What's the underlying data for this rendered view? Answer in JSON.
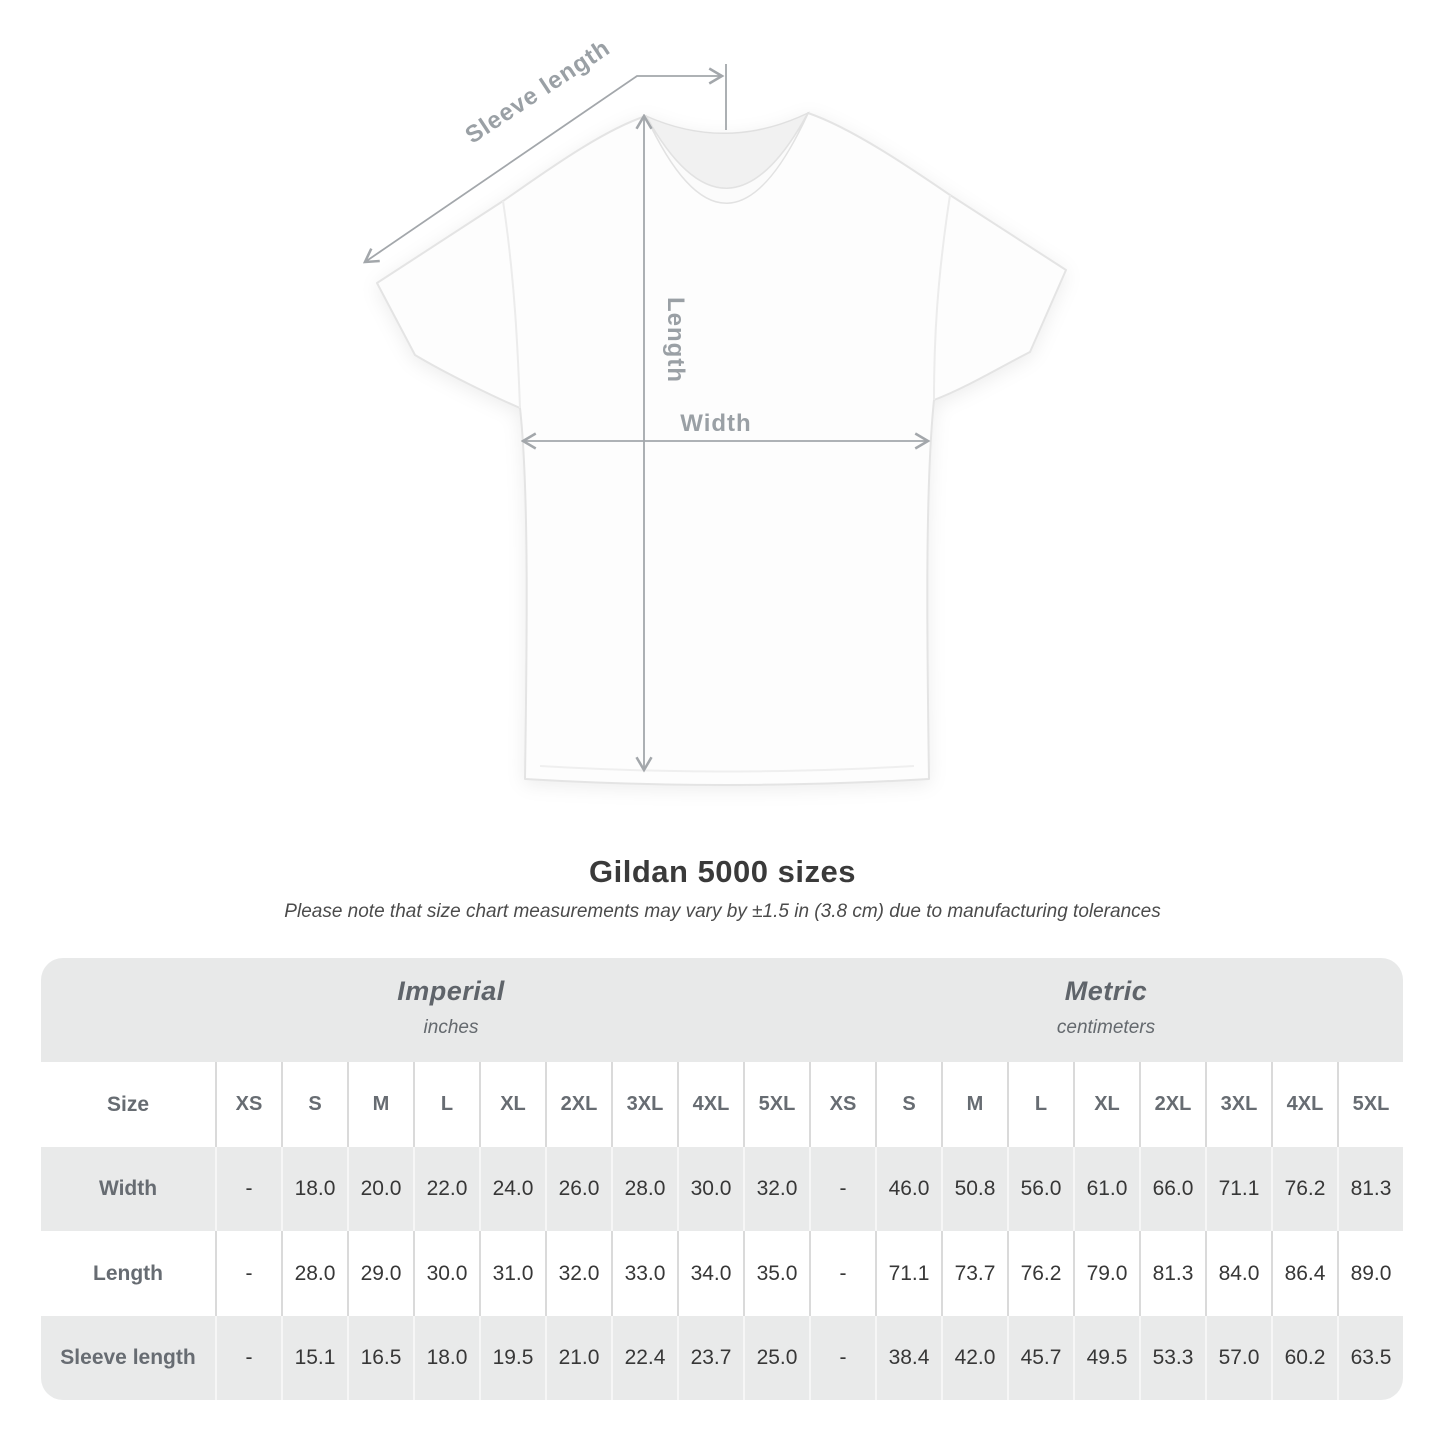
{
  "diagram": {
    "sleeve_label": "Sleeve length",
    "length_label": "Length",
    "width_label": "Width"
  },
  "header": {
    "title": "Gildan 5000 sizes",
    "note": "Please note that size chart measurements may vary by ±1.5 in (3.8 cm) due to manufacturing tolerances"
  },
  "colors": {
    "band_gray": "#e8e9e9",
    "row_gray": "#e9eaea",
    "diagram_gray": "#a3a7ab",
    "dim_label_gray": "#9aa0a5",
    "value_text": "#373737",
    "label_text": "#676c72",
    "title_text": "#3a3a3a"
  },
  "chart_data": {
    "type": "table",
    "title": "Gildan 5000 sizes",
    "note": "Please note that size chart measurements may vary by ±1.5 in (3.8 cm) due to manufacturing tolerances",
    "size_header_label": "Size",
    "unit_groups": [
      {
        "name": "Imperial",
        "unit": "inches"
      },
      {
        "name": "Metric",
        "unit": "centimeters"
      }
    ],
    "sizes": [
      "XS",
      "S",
      "M",
      "L",
      "XL",
      "2XL",
      "3XL",
      "4XL",
      "5XL"
    ],
    "rows": [
      {
        "label": "Width",
        "imperial": [
          "-",
          "18.0",
          "20.0",
          "22.0",
          "24.0",
          "26.0",
          "28.0",
          "30.0",
          "32.0"
        ],
        "metric": [
          "-",
          "46.0",
          "50.8",
          "56.0",
          "61.0",
          "66.0",
          "71.1",
          "76.2",
          "81.3"
        ]
      },
      {
        "label": "Length",
        "imperial": [
          "-",
          "28.0",
          "29.0",
          "30.0",
          "31.0",
          "32.0",
          "33.0",
          "34.0",
          "35.0"
        ],
        "metric": [
          "-",
          "71.1",
          "73.7",
          "76.2",
          "79.0",
          "81.3",
          "84.0",
          "86.4",
          "89.0"
        ]
      },
      {
        "label": "Sleeve length",
        "imperial": [
          "-",
          "15.1",
          "16.5",
          "18.0",
          "19.5",
          "21.0",
          "22.4",
          "23.7",
          "25.0"
        ],
        "metric": [
          "-",
          "38.4",
          "42.0",
          "45.7",
          "49.5",
          "53.3",
          "57.0",
          "60.2",
          "63.5"
        ]
      }
    ]
  }
}
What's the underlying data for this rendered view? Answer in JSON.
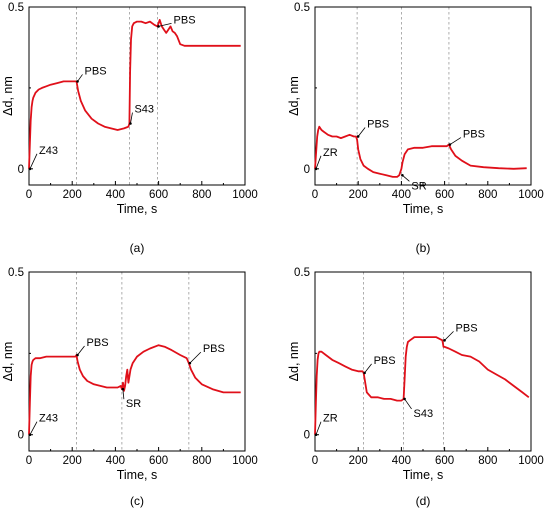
{
  "chart_data": [
    {
      "type": "line",
      "panel_label": "(a)",
      "xlabel": "Time, s",
      "ylabel": "Δd, nm",
      "xlim": [
        0,
        1000
      ],
      "ylim": [
        -0.05,
        0.5
      ],
      "x_ticks": [
        "0",
        "200",
        "400",
        "600",
        "800",
        "1000"
      ],
      "y_ticks": [
        "0",
        "0.5"
      ],
      "grid": false,
      "vlines": [
        220,
        465,
        595
      ],
      "series": [
        {
          "x": [
            0,
            4,
            8,
            12,
            16,
            20,
            30,
            45,
            60,
            80,
            100,
            130,
            160,
            190,
            215,
            220,
            228,
            240,
            260,
            290,
            320,
            350,
            380,
            410,
            440,
            460,
            465,
            468,
            472,
            478,
            485,
            500,
            520,
            540,
            560,
            580,
            595,
            605,
            615,
            625,
            635,
            645,
            655,
            665,
            675,
            685,
            700,
            720,
            760,
            800,
            850,
            900,
            950,
            980
          ],
          "y": [
            0.0,
            0.08,
            0.15,
            0.19,
            0.21,
            0.22,
            0.235,
            0.245,
            0.25,
            0.255,
            0.26,
            0.265,
            0.27,
            0.27,
            0.27,
            0.27,
            0.24,
            0.21,
            0.18,
            0.155,
            0.14,
            0.13,
            0.125,
            0.12,
            0.125,
            0.13,
            0.14,
            0.3,
            0.4,
            0.44,
            0.45,
            0.455,
            0.455,
            0.45,
            0.455,
            0.445,
            0.44,
            0.46,
            0.44,
            0.43,
            0.42,
            0.43,
            0.44,
            0.425,
            0.42,
            0.41,
            0.385,
            0.38,
            0.38,
            0.38,
            0.38,
            0.38,
            0.38,
            0.38
          ]
        }
      ],
      "annotations": [
        {
          "text": "Z43",
          "x": 0,
          "y": 0.0
        },
        {
          "text": "PBS",
          "x": 220,
          "y": 0.27
        },
        {
          "text": "S43",
          "x": 465,
          "y": 0.14
        },
        {
          "text": "PBS",
          "x": 595,
          "y": 0.44
        }
      ]
    },
    {
      "type": "line",
      "panel_label": "(b)",
      "xlabel": "Time, s",
      "ylabel": "Δd, nm",
      "xlim": [
        0,
        1000
      ],
      "ylim": [
        -0.05,
        0.5
      ],
      "x_ticks": [
        "0",
        "200",
        "400",
        "600",
        "800",
        "1000"
      ],
      "y_ticks": [
        "0",
        "0.5"
      ],
      "grid": false,
      "vlines": [
        195,
        400,
        620
      ],
      "series": [
        {
          "x": [
            0,
            5,
            10,
            15,
            20,
            25,
            30,
            40,
            60,
            80,
            100,
            120,
            140,
            160,
            180,
            190,
            195,
            200,
            210,
            225,
            245,
            270,
            300,
            330,
            360,
            380,
            390,
            395,
            400,
            405,
            415,
            430,
            460,
            500,
            540,
            580,
            610,
            620,
            630,
            650,
            680,
            720,
            780,
            850,
            920,
            980
          ],
          "y": [
            0.0,
            0.05,
            0.1,
            0.12,
            0.13,
            0.125,
            0.12,
            0.115,
            0.105,
            0.1,
            0.1,
            0.095,
            0.1,
            0.105,
            0.1,
            0.1,
            0.09,
            0.06,
            0.03,
            0.01,
            0.0,
            -0.01,
            -0.015,
            -0.02,
            -0.025,
            -0.025,
            -0.02,
            -0.01,
            0.0,
            0.02,
            0.045,
            0.06,
            0.065,
            0.065,
            0.07,
            0.07,
            0.07,
            0.075,
            0.06,
            0.04,
            0.025,
            0.01,
            0.005,
            0.002,
            0.0,
            0.002
          ]
        }
      ],
      "annotations": [
        {
          "text": "ZR",
          "x": 0,
          "y": 0.0
        },
        {
          "text": "PBS",
          "x": 195,
          "y": 0.1
        },
        {
          "text": "SR",
          "x": 400,
          "y": -0.02
        },
        {
          "text": "PBS",
          "x": 620,
          "y": 0.075
        }
      ]
    },
    {
      "type": "line",
      "panel_label": "(c)",
      "xlabel": "Time, s",
      "ylabel": "Δd, nm",
      "xlim": [
        0,
        1000
      ],
      "ylim": [
        -0.05,
        0.5
      ],
      "x_ticks": [
        "0",
        "200",
        "400",
        "600",
        "800",
        "1000"
      ],
      "y_ticks": [
        "0",
        "0.5"
      ],
      "grid": false,
      "vlines": [
        220,
        430,
        740
      ],
      "series": [
        {
          "x": [
            0,
            4,
            8,
            12,
            16,
            20,
            30,
            50,
            80,
            120,
            160,
            200,
            215,
            220,
            225,
            235,
            250,
            270,
            300,
            330,
            360,
            390,
            410,
            425,
            430,
            435,
            440,
            445,
            450,
            455,
            460,
            470,
            480,
            500,
            530,
            560,
            600,
            630,
            660,
            700,
            730,
            740,
            750,
            770,
            800,
            850,
            900,
            950,
            980
          ],
          "y": [
            0.0,
            0.1,
            0.18,
            0.215,
            0.225,
            0.23,
            0.235,
            0.235,
            0.24,
            0.24,
            0.24,
            0.24,
            0.24,
            0.245,
            0.225,
            0.2,
            0.18,
            0.165,
            0.155,
            0.15,
            0.145,
            0.145,
            0.145,
            0.15,
            0.14,
            0.16,
            0.135,
            0.15,
            0.18,
            0.2,
            0.16,
            0.2,
            0.22,
            0.24,
            0.255,
            0.265,
            0.275,
            0.27,
            0.26,
            0.245,
            0.235,
            0.22,
            0.2,
            0.175,
            0.155,
            0.14,
            0.13,
            0.13,
            0.13
          ]
        }
      ],
      "annotations": [
        {
          "text": "Z43",
          "x": 0,
          "y": 0.0
        },
        {
          "text": "PBS",
          "x": 220,
          "y": 0.245
        },
        {
          "text": "SR",
          "x": 430,
          "y": 0.14
        },
        {
          "text": "PBS",
          "x": 740,
          "y": 0.22
        }
      ]
    },
    {
      "type": "line",
      "panel_label": "(d)",
      "xlabel": "Time, s",
      "ylabel": "Δd, nm",
      "xlim": [
        0,
        1000
      ],
      "ylim": [
        -0.05,
        0.5
      ],
      "x_ticks": [
        "0",
        "200",
        "400",
        "600",
        "800",
        "1000"
      ],
      "y_ticks": [
        "0",
        "0.5"
      ],
      "grid": false,
      "vlines": [
        225,
        410,
        595
      ],
      "series": [
        {
          "x": [
            0,
            4,
            8,
            12,
            16,
            20,
            30,
            50,
            80,
            110,
            140,
            170,
            200,
            220,
            225,
            230,
            240,
            260,
            290,
            320,
            350,
            380,
            400,
            410,
            415,
            420,
            425,
            430,
            440,
            460,
            490,
            520,
            560,
            590,
            595,
            600,
            620,
            650,
            680,
            720,
            760,
            800,
            840,
            880,
            920,
            960,
            990
          ],
          "y": [
            0.0,
            0.1,
            0.18,
            0.23,
            0.25,
            0.255,
            0.255,
            0.245,
            0.23,
            0.22,
            0.21,
            0.2,
            0.195,
            0.195,
            0.19,
            0.17,
            0.13,
            0.115,
            0.115,
            0.11,
            0.11,
            0.105,
            0.105,
            0.11,
            0.17,
            0.24,
            0.27,
            0.285,
            0.29,
            0.3,
            0.3,
            0.3,
            0.3,
            0.29,
            0.27,
            0.27,
            0.265,
            0.255,
            0.245,
            0.24,
            0.225,
            0.2,
            0.185,
            0.17,
            0.15,
            0.13,
            0.115
          ]
        }
      ],
      "annotations": [
        {
          "text": "ZR",
          "x": 0,
          "y": 0.0
        },
        {
          "text": "PBS",
          "x": 225,
          "y": 0.19
        },
        {
          "text": "S43",
          "x": 410,
          "y": 0.11
        },
        {
          "text": "PBS",
          "x": 595,
          "y": 0.29
        }
      ]
    }
  ]
}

☆ ☆ ☆

• _Stated problem_:
Go through the listing above and work out how many lines contain the string "measurements". Reply with the number alone.

• _The answer_:
2